- [AIM]: Leaving out the pictures, retype all the material exactly.

- [RECORD EXTRACTS]:
##############################
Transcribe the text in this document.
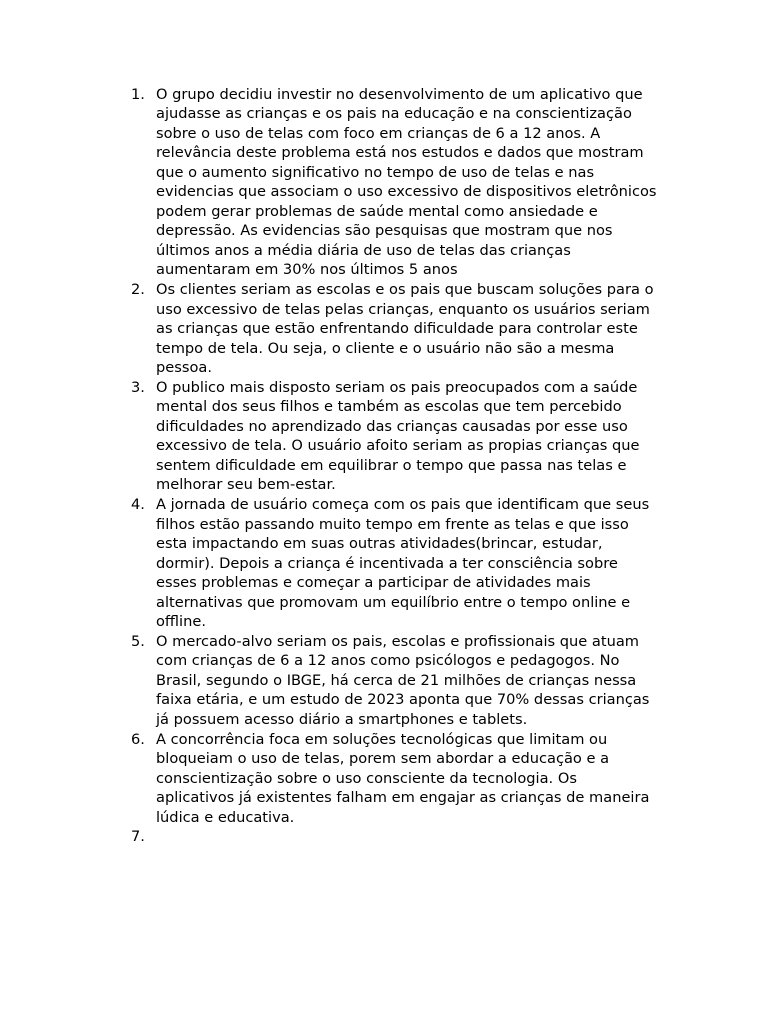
1. O grupo decidiu investir no desenvolvimento de um aplicativo que ajudasse as crianças e os pais na educação e na conscientização sobre o uso de telas com foco em crianças de 6 a 12 anos. A relevância deste problema está nos estudos e dados que mostram que o aumento significativo no tempo de uso de telas e nas evidencias que associam o uso excessivo de dispositivos eletrônicos podem gerar problemas de saúde mental como ansiedade e depressão. As evidencias são pesquisas que mostram que nos últimos anos a média diária de uso de telas das crianças aumentaram em 30% nos últimos 5 anos
2. Os clientes seriam as escolas e os pais que buscam soluções para o uso excessivo de telas pelas crianças, enquanto os usuários seriam as crianças que estão enfrentando dificuldade para controlar este tempo de tela. Ou seja, o cliente e o usuário não são a mesma pessoa.
3. O publico mais disposto seriam os pais preocupados com a saúde mental dos seus filhos e também as escolas que tem percebido dificuldades no aprendizado das crianças causadas por esse uso excessivo de tela. O usuário afoito seriam as propias crianças que sentem dificuldade em equilibrar o tempo que passa nas telas e melhorar seu bem-estar.
4. A jornada de usuário começa com os pais que identificam que seus filhos estão passando muito tempo em frente as telas e que isso esta impactando em suas outras atividades(brincar, estudar, dormir). Depois a criança é incentivada a ter consciência sobre esses problemas e começar a participar de atividades mais alternativas que promovam um equilíbrio entre o tempo online e offline.
5. O mercado-alvo seriam os pais, escolas e profissionais que atuam com crianças de 6 a 12 anos como psicólogos e pedagogos. No Brasil, segundo o IBGE, há cerca de 21 milhões de crianças nessa faixa etária, e um estudo de 2023 aponta que 70% dessas crianças já possuem acesso diário a smartphones e tablets.
6. A concorrência foca em soluções tecnológicas que limitam ou bloqueiam o uso de telas, porem sem abordar a educação e a conscientização sobre o uso consciente da tecnologia. Os aplicativos já existentes falham em engajar as crianças de maneira lúdica e educativa.
7.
##############################
- [EXPECTED OUTPUT]:
Transcribe the text in this document.
1. O grupo decidiu investir no desenvolvimento de um aplicativo que ajudasse as crianças e os pais na educação e na conscientização sobre o uso de telas com foco em crianças de 6 a 12 anos. A relevância deste problema está nos estudos e dados que mostram que o aumento significativo no tempo de uso de telas e nas evidencias que associam o uso excessivo de dispositivos eletrônicos podem gerar problemas de saúde mental como ansiedade e depressão. As evidencias são pesquisas que mostram que nos últimos anos a média diária de uso de telas das crianças aumentaram em 30% nos últimos 5 anos
2. Os clientes seriam as escolas e os pais que buscam soluções para o uso excessivo de telas pelas crianças, enquanto os usuários seriam as crianças que estão enfrentando dificuldade para controlar este tempo de tela. Ou seja, o cliente e o usuário não são a mesma pessoa.
3. O publico mais disposto seriam os pais preocupados com a saúde mental dos seus filhos e também as escolas que tem percebido dificuldades no aprendizado das crianças causadas por esse uso excessivo de tela. O usuário afoito seriam as propias crianças que sentem dificuldade em equilibrar o tempo que passa nas telas e melhorar seu bem-estar.
4. A jornada de usuário começa com os pais que identificam que seus filhos estão passando muito tempo em frente as telas e que isso esta impactando em suas outras atividades(brincar, estudar, dormir). Depois a criança é incentivada a ter consciência sobre esses problemas e começar a participar de atividades mais alternativas que promovam um equilíbrio entre o tempo online e offline.
5. O mercado-alvo seriam os pais, escolas e profissionais que atuam com crianças de 6 a 12 anos como psicólogos e pedagogos. No Brasil, segundo o IBGE, há cerca de 21 milhões de crianças nessa faixa etária, e um estudo de 2023 aponta que 70% dessas crianças já possuem acesso diário a smartphones e tablets.
6. A concorrência foca em soluções tecnológicas que limitam ou bloqueiam o uso de telas, porem sem abordar a educação e a conscientização sobre o uso consciente da tecnologia. Os aplicativos já existentes falham em engajar as crianças de maneira lúdica e educativa.
7.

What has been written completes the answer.